Figure content listings
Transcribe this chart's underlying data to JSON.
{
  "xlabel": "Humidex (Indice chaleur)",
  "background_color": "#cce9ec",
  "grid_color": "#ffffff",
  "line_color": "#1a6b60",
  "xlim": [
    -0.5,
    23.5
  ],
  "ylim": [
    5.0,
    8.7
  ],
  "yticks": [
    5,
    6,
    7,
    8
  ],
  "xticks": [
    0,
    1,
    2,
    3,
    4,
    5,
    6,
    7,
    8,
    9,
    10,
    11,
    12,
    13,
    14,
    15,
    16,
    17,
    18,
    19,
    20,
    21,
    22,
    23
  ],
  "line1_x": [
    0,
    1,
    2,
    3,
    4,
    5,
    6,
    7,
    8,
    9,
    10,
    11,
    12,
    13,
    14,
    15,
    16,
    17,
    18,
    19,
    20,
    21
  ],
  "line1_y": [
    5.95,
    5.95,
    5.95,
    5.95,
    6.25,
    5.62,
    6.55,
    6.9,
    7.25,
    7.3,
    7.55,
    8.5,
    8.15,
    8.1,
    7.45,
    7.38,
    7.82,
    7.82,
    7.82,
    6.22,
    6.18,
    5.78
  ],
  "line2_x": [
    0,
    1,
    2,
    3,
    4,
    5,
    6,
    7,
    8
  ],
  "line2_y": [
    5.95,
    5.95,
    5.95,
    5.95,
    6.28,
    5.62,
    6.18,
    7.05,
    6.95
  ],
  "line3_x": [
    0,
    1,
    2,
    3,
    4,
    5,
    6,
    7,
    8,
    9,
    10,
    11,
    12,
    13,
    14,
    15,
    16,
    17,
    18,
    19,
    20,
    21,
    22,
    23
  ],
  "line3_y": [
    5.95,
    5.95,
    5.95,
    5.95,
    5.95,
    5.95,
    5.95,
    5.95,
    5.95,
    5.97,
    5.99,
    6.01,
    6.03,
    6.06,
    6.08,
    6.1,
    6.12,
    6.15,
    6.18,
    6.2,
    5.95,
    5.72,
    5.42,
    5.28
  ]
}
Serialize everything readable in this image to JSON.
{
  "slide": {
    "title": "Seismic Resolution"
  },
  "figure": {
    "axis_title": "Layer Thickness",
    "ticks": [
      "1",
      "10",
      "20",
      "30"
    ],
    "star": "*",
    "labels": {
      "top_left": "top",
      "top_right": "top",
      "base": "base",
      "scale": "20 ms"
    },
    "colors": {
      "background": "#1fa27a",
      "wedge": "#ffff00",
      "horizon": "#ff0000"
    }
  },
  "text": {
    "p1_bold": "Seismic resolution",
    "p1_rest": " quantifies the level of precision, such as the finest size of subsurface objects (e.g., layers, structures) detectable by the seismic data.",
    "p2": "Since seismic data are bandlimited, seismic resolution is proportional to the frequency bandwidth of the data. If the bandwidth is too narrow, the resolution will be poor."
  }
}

Stated task
Write out the full listing, keeping every line exactly as it is.

Response to this exercise
Transcribe this chart's underlying data to JSON.
{
  "xlabel": "Humidex (Indice chaleur)",
  "background_color": "#cce9ec",
  "grid_color": "#ffffff",
  "line_color": "#1a6b60",
  "xlim": [
    -0.5,
    23.5
  ],
  "ylim": [
    5.0,
    8.7
  ],
  "yticks": [
    5,
    6,
    7,
    8
  ],
  "xticks": [
    0,
    1,
    2,
    3,
    4,
    5,
    6,
    7,
    8,
    9,
    10,
    11,
    12,
    13,
    14,
    15,
    16,
    17,
    18,
    19,
    20,
    21,
    22,
    23
  ],
  "line1_x": [
    0,
    1,
    2,
    3,
    4,
    5,
    6,
    7,
    8,
    9,
    10,
    11,
    12,
    13,
    14,
    15,
    16,
    17,
    18,
    19,
    20,
    21
  ],
  "line1_y": [
    5.95,
    5.95,
    5.95,
    5.95,
    6.25,
    5.62,
    6.55,
    6.9,
    7.25,
    7.3,
    7.55,
    8.5,
    8.15,
    8.1,
    7.45,
    7.38,
    7.82,
    7.82,
    7.82,
    6.22,
    6.18,
    5.78
  ],
  "line2_x": [
    0,
    1,
    2,
    3,
    4,
    5,
    6,
    7,
    8
  ],
  "line2_y": [
    5.95,
    5.95,
    5.95,
    5.95,
    6.28,
    5.62,
    6.18,
    7.05,
    6.95
  ],
  "line3_x": [
    0,
    1,
    2,
    3,
    4,
    5,
    6,
    7,
    8,
    9,
    10,
    11,
    12,
    13,
    14,
    15,
    16,
    17,
    18,
    19,
    20,
    21,
    22,
    23
  ],
  "line3_y": [
    5.95,
    5.95,
    5.95,
    5.95,
    5.95,
    5.95,
    5.95,
    5.95,
    5.95,
    5.97,
    5.99,
    6.01,
    6.03,
    6.06,
    6.08,
    6.1,
    6.12,
    6.15,
    6.18,
    6.2,
    5.95,
    5.72,
    5.42,
    5.28
  ]
}
Serialize everything readable in this image to JSON.
{
  "slide": {
    "title": "Seismic Resolution"
  },
  "figure": {
    "axis_title": "Layer Thickness",
    "ticks": [
      "1",
      "10",
      "20",
      "30"
    ],
    "star": "*",
    "labels": {
      "top_left": "top",
      "top_right": "top",
      "base": "base",
      "scale": "20 ms"
    },
    "colors": {
      "background": "#1fa27a",
      "wedge": "#ffff00",
      "horizon": "#ff0000"
    }
  },
  "text": {
    "p1_bold": "Seismic resolution",
    "p1_rest": " quantifies the level of precision, such as the finest size of subsurface objects (e.g., layers, structures) detectable by the seismic data.",
    "p2": "Since seismic data are bandlimited, seismic resolution is proportional to the frequency bandwidth of the data. If the bandwidth is too narrow, the resolution will be poor."
  }
}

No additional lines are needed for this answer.